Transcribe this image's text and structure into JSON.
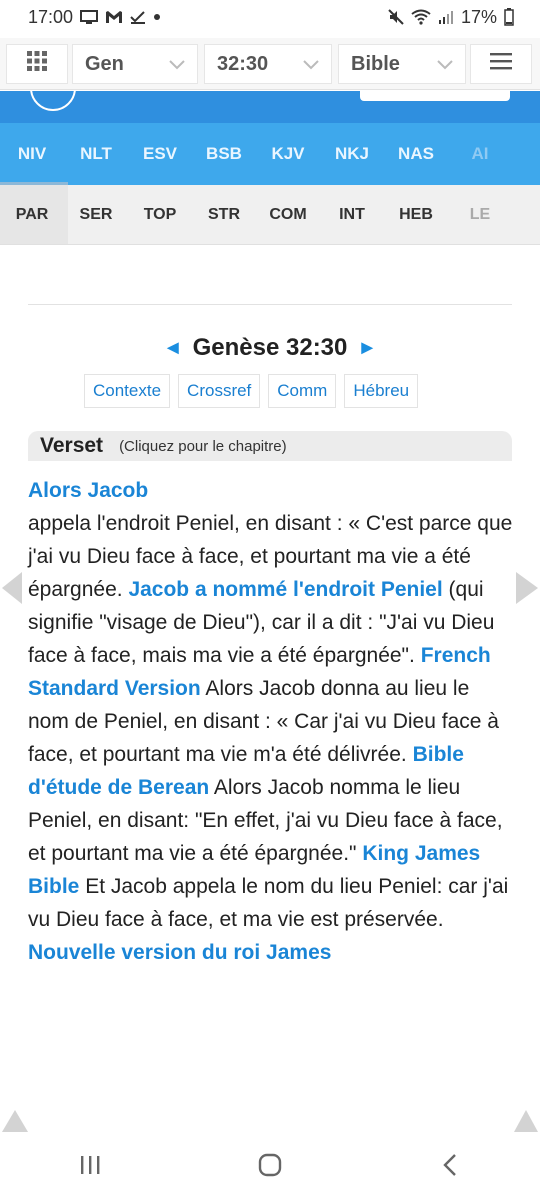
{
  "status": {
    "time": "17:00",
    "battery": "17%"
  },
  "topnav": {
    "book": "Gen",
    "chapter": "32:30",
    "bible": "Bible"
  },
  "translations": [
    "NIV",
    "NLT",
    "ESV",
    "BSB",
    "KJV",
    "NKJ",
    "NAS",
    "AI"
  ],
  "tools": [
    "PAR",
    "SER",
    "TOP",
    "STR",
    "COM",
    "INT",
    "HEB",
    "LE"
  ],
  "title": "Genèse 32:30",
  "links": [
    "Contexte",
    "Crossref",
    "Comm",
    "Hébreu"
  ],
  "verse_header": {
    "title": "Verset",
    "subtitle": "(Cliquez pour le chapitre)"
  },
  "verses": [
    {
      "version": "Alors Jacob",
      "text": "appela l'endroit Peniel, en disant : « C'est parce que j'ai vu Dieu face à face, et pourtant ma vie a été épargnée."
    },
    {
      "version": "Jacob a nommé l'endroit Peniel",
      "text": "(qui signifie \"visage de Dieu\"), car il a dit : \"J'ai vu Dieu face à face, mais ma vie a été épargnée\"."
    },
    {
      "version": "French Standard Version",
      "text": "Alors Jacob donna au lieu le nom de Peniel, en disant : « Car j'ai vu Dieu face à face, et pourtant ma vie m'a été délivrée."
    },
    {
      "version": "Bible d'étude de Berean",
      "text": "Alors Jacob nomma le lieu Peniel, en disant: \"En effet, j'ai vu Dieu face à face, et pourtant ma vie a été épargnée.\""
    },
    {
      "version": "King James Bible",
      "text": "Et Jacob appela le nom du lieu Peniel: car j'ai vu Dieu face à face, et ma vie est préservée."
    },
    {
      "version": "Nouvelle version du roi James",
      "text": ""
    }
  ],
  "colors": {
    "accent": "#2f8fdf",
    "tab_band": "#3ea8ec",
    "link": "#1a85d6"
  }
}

■ Written task ■
Without the pictures, restate all the entries above exactly.

■ Written answer ■
Transcribe this image's text and structure into JSON.
{
  "status": {
    "time": "17:00",
    "battery": "17%"
  },
  "topnav": {
    "book": "Gen",
    "chapter": "32:30",
    "bible": "Bible"
  },
  "translations": [
    "NIV",
    "NLT",
    "ESV",
    "BSB",
    "KJV",
    "NKJ",
    "NAS",
    "AI"
  ],
  "tools": [
    "PAR",
    "SER",
    "TOP",
    "STR",
    "COM",
    "INT",
    "HEB",
    "LE"
  ],
  "title": "Genèse 32:30",
  "links": [
    "Contexte",
    "Crossref",
    "Comm",
    "Hébreu"
  ],
  "verse_header": {
    "title": "Verset",
    "subtitle": "(Cliquez pour le chapitre)"
  },
  "verses": [
    {
      "version": "Alors Jacob",
      "text": "appela l'endroit Peniel, en disant : « C'est parce que j'ai vu Dieu face à face, et pourtant ma vie a été épargnée."
    },
    {
      "version": "Jacob a nommé l'endroit Peniel",
      "text": "(qui signifie \"visage de Dieu\"), car il a dit : \"J'ai vu Dieu face à face, mais ma vie a été épargnée\"."
    },
    {
      "version": "French Standard Version",
      "text": "Alors Jacob donna au lieu le nom de Peniel, en disant : « Car j'ai vu Dieu face à face, et pourtant ma vie m'a été délivrée."
    },
    {
      "version": "Bible d'étude de Berean",
      "text": "Alors Jacob nomma le lieu Peniel, en disant: \"En effet, j'ai vu Dieu face à face, et pourtant ma vie a été épargnée.\""
    },
    {
      "version": "King James Bible",
      "text": "Et Jacob appela le nom du lieu Peniel: car j'ai vu Dieu face à face, et ma vie est préservée."
    },
    {
      "version": "Nouvelle version du roi James",
      "text": ""
    }
  ],
  "colors": {
    "accent": "#2f8fdf",
    "tab_band": "#3ea8ec",
    "link": "#1a85d6"
  }
}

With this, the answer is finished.